Work instructions
Each record must be retyped in full. No character may differ.

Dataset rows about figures
— begin —

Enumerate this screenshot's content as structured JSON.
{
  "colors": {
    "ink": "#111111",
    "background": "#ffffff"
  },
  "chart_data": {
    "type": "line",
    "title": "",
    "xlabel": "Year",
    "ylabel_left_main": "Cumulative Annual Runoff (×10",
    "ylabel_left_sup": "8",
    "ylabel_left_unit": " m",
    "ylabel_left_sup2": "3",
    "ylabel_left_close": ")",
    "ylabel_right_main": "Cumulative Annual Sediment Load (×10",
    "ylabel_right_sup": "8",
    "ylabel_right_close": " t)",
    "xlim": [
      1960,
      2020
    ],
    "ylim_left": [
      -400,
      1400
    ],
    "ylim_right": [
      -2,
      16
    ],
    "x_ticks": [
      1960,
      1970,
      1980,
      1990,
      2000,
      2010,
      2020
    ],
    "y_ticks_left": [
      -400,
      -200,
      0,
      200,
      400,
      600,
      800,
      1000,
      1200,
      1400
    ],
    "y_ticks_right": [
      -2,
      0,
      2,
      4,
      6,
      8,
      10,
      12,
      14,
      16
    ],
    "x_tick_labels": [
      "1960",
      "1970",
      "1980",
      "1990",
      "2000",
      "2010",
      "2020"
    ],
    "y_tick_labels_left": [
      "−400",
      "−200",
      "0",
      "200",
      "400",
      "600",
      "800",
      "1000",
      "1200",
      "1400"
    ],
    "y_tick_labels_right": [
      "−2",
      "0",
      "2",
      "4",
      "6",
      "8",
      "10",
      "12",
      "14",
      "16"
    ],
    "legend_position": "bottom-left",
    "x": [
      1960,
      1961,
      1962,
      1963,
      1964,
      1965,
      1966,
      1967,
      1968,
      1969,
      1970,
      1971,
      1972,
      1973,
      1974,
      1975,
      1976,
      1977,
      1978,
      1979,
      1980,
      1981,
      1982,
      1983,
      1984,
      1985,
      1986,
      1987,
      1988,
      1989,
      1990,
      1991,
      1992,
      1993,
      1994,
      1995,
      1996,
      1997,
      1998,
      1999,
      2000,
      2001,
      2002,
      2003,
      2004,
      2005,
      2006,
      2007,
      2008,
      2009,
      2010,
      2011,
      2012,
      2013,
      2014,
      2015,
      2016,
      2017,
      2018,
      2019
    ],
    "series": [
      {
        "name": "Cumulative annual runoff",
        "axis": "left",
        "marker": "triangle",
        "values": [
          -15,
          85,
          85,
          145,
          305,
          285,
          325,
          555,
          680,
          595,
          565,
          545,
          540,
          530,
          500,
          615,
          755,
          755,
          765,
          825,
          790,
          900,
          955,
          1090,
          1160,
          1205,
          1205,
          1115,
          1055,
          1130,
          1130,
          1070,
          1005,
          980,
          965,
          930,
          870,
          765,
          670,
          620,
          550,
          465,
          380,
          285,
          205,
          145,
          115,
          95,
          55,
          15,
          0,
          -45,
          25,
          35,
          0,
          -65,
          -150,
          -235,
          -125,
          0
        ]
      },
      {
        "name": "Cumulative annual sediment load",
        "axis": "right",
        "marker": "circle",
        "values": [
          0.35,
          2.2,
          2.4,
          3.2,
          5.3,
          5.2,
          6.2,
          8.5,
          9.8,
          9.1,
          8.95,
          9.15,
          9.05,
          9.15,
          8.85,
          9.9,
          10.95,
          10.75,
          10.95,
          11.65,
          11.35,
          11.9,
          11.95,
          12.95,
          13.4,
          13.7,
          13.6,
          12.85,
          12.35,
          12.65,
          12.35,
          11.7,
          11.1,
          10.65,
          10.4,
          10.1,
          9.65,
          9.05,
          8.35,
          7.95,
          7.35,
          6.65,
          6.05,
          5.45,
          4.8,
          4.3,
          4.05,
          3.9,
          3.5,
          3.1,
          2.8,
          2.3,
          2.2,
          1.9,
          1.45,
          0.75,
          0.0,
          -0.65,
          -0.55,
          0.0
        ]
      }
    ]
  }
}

— end —

Correct output
Enumerate this screenshot's content as structured JSON.
{
  "colors": {
    "ink": "#111111",
    "background": "#ffffff"
  },
  "chart_data": {
    "type": "line",
    "title": "",
    "xlabel": "Year",
    "ylabel_left_main": "Cumulative Annual Runoff (×10",
    "ylabel_left_sup": "8",
    "ylabel_left_unit": " m",
    "ylabel_left_sup2": "3",
    "ylabel_left_close": ")",
    "ylabel_right_main": "Cumulative Annual Sediment Load (×10",
    "ylabel_right_sup": "8",
    "ylabel_right_close": " t)",
    "xlim": [
      1960,
      2020
    ],
    "ylim_left": [
      -400,
      1400
    ],
    "ylim_right": [
      -2,
      16
    ],
    "x_ticks": [
      1960,
      1970,
      1980,
      1990,
      2000,
      2010,
      2020
    ],
    "y_ticks_left": [
      -400,
      -200,
      0,
      200,
      400,
      600,
      800,
      1000,
      1200,
      1400
    ],
    "y_ticks_right": [
      -2,
      0,
      2,
      4,
      6,
      8,
      10,
      12,
      14,
      16
    ],
    "x_tick_labels": [
      "1960",
      "1970",
      "1980",
      "1990",
      "2000",
      "2010",
      "2020"
    ],
    "y_tick_labels_left": [
      "−400",
      "−200",
      "0",
      "200",
      "400",
      "600",
      "800",
      "1000",
      "1200",
      "1400"
    ],
    "y_tick_labels_right": [
      "−2",
      "0",
      "2",
      "4",
      "6",
      "8",
      "10",
      "12",
      "14",
      "16"
    ],
    "legend_position": "bottom-left",
    "x": [
      1960,
      1961,
      1962,
      1963,
      1964,
      1965,
      1966,
      1967,
      1968,
      1969,
      1970,
      1971,
      1972,
      1973,
      1974,
      1975,
      1976,
      1977,
      1978,
      1979,
      1980,
      1981,
      1982,
      1983,
      1984,
      1985,
      1986,
      1987,
      1988,
      1989,
      1990,
      1991,
      1992,
      1993,
      1994,
      1995,
      1996,
      1997,
      1998,
      1999,
      2000,
      2001,
      2002,
      2003,
      2004,
      2005,
      2006,
      2007,
      2008,
      2009,
      2010,
      2011,
      2012,
      2013,
      2014,
      2015,
      2016,
      2017,
      2018,
      2019
    ],
    "series": [
      {
        "name": "Cumulative annual runoff",
        "axis": "left",
        "marker": "triangle",
        "values": [
          -15,
          85,
          85,
          145,
          305,
          285,
          325,
          555,
          680,
          595,
          565,
          545,
          540,
          530,
          500,
          615,
          755,
          755,
          765,
          825,
          790,
          900,
          955,
          1090,
          1160,
          1205,
          1205,
          1115,
          1055,
          1130,
          1130,
          1070,
          1005,
          980,
          965,
          930,
          870,
          765,
          670,
          620,
          550,
          465,
          380,
          285,
          205,
          145,
          115,
          95,
          55,
          15,
          0,
          -45,
          25,
          35,
          0,
          -65,
          -150,
          -235,
          -125,
          0
        ]
      },
      {
        "name": "Cumulative annual sediment load",
        "axis": "right",
        "marker": "circle",
        "values": [
          0.35,
          2.2,
          2.4,
          3.2,
          5.3,
          5.2,
          6.2,
          8.5,
          9.8,
          9.1,
          8.95,
          9.15,
          9.05,
          9.15,
          8.85,
          9.9,
          10.95,
          10.75,
          10.95,
          11.65,
          11.35,
          11.9,
          11.95,
          12.95,
          13.4,
          13.7,
          13.6,
          12.85,
          12.35,
          12.65,
          12.35,
          11.7,
          11.1,
          10.65,
          10.4,
          10.1,
          9.65,
          9.05,
          8.35,
          7.95,
          7.35,
          6.65,
          6.05,
          5.45,
          4.8,
          4.3,
          4.05,
          3.9,
          3.5,
          3.1,
          2.8,
          2.3,
          2.2,
          1.9,
          1.45,
          0.75,
          0.0,
          -0.65,
          -0.55,
          0.0
        ]
      }
    ]
  }
}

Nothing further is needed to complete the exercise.